Estratto selezionato:

──────

I numeri disponibili mostrano comunque la dimensione crescente del problema. Nel Regno Unito la Gambling Commission ha intercettato oltre mille siti illegali unici raggiunti dai consumatori, mentre il numero mensile di piattaforme individuate ha toccato quota 535 nel luglio 2025. In Danimarca la Spillemyndigheden ha bloccato 162 siti illegali nel solo 2024. In Italia, ADM aggiorna costantemente la lista dei siti inibiti, mentre la Polizia Postale ha lanciato più volte allarmi su piattaforme false e campagne di phishing rivolte ai giocatori online.

Le indagini internazionali mostrano che dietro questi siti non operano esclusivamente organizzazioni mafiose tradizionali, ma un ecosistema articolato composto da operatori offshore, società-schermo, network di affiliati, streamer, creator digitali e gruppi dediti a riciclaggio ed evasione fiscale. Europol ed EUIPO sottolineano come la criminalità informatica legata alla proprietà intellettuale e alla pirateria online favorisca la crescita di queste reti.

Il modello operativo ricorrente prevede la registrazione di domini “lookalike”, molto simili a quelli degli operatori legittimi, l’utilizzo di infrastrutture offshore e servizi di anonimizzazione, la clonazione del front-end dei siti originali e la distribuzione del traffico attraverso motori di ricerca, social network, piattaforme video, Telegram, app non ufficiali e sistemi di affiliazione.

──────

Riscrivi il passo dell'estratto sui siti di gioco illegali che si apre con le parole contenenti "Le indagini internazionali" e si chiude con "di queste reti.", mettendo "gruppi criminali organizzati" al posto di "organizzazioni mafiose tradizionali".

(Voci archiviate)
──────

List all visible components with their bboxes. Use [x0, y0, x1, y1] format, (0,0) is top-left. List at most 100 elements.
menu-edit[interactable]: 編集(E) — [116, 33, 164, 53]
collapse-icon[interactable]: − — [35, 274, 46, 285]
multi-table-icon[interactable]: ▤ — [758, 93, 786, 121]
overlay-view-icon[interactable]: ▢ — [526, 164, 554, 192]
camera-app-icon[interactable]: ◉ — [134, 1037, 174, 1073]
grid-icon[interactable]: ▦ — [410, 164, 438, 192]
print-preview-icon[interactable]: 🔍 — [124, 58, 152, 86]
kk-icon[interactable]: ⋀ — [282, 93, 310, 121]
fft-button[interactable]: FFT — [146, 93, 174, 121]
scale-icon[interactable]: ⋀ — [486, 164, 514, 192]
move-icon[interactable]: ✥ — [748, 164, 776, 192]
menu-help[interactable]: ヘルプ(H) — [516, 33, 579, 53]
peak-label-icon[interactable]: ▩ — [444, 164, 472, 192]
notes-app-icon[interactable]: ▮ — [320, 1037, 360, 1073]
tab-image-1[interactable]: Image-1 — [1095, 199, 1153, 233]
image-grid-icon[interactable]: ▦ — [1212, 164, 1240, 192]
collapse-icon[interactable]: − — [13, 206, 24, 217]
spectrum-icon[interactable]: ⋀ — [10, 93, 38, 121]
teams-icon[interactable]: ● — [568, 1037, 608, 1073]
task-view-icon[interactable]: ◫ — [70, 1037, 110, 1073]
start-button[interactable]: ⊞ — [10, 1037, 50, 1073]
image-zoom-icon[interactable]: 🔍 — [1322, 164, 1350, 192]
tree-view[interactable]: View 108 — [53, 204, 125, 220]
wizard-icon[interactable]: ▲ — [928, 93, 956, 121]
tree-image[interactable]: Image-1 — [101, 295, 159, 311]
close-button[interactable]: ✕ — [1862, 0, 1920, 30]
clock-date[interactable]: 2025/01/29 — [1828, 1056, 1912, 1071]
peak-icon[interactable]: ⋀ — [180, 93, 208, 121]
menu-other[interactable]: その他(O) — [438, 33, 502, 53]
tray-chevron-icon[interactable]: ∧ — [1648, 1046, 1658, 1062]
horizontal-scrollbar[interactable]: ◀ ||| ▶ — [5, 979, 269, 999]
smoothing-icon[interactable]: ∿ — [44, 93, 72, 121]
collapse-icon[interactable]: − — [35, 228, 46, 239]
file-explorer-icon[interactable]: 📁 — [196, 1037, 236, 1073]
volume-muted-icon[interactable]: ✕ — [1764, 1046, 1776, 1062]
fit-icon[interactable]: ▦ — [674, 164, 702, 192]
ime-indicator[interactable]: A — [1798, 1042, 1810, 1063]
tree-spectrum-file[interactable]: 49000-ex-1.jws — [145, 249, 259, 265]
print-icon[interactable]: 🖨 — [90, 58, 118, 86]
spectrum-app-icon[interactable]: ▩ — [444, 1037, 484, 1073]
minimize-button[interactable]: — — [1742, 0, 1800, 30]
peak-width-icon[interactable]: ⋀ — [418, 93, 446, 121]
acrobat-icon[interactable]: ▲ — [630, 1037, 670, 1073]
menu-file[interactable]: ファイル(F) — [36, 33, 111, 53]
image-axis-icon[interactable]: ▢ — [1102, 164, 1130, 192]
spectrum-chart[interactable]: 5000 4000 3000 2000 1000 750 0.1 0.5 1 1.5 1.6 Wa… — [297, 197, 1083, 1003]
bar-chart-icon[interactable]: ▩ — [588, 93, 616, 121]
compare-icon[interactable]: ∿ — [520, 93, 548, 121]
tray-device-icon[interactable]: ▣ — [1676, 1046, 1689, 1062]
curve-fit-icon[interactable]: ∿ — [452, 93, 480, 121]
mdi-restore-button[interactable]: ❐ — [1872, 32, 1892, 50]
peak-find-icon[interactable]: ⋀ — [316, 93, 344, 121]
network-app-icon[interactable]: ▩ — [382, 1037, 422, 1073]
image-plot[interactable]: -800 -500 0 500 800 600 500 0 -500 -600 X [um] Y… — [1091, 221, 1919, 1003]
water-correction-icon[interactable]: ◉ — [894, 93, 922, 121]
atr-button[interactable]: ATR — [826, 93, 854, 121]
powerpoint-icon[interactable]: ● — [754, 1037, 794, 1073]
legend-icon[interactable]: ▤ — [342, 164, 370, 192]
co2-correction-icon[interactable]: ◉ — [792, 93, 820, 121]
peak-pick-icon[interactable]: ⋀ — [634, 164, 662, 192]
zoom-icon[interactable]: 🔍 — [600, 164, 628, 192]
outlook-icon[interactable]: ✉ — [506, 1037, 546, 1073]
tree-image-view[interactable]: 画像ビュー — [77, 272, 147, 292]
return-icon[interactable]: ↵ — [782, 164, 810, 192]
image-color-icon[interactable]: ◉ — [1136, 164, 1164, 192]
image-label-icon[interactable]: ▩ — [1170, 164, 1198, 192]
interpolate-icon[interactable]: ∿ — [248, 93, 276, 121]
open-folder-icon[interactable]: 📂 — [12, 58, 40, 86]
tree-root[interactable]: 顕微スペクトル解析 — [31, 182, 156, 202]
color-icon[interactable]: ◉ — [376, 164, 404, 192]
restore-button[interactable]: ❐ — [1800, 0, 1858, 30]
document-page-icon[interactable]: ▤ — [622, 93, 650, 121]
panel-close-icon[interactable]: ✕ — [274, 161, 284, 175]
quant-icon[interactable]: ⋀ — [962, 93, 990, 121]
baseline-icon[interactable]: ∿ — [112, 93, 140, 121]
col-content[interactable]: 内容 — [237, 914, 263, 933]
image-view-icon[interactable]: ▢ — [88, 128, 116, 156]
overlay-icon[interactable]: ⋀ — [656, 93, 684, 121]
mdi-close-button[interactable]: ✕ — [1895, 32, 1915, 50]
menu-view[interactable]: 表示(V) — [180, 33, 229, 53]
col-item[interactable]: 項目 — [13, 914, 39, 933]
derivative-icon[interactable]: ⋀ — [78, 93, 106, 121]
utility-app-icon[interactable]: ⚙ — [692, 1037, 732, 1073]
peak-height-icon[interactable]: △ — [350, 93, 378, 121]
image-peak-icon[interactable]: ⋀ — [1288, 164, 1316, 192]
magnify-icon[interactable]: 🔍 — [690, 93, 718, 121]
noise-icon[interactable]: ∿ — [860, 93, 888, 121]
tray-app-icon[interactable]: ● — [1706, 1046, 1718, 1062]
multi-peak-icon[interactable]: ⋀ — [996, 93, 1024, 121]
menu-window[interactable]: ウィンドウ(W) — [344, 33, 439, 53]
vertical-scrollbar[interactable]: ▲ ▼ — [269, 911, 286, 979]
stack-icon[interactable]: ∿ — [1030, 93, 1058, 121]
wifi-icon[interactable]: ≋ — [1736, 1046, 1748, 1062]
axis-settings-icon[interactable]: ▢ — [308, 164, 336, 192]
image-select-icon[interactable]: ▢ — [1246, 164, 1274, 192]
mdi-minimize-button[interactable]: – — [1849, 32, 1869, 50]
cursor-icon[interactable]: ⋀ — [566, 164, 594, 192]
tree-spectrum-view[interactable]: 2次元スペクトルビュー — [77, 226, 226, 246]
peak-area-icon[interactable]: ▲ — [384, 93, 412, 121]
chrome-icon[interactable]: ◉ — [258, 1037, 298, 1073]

──────

Area risposta:
Le indagini internazionali mostrano che dietro questi siti non operano esclusivamente gruppi criminali organizzati, ma un ecosistema articolato composto da operatori offshore, società-schermo, network di affiliati, streamer, creator digitali e gruppi dediti a riciclaggio ed evasione fiscale. Europol ed EUIPO sottolineano come la criminalità informatica legata alla proprietà intellettuale e alla pirateria online favorisca la crescita di queste reti.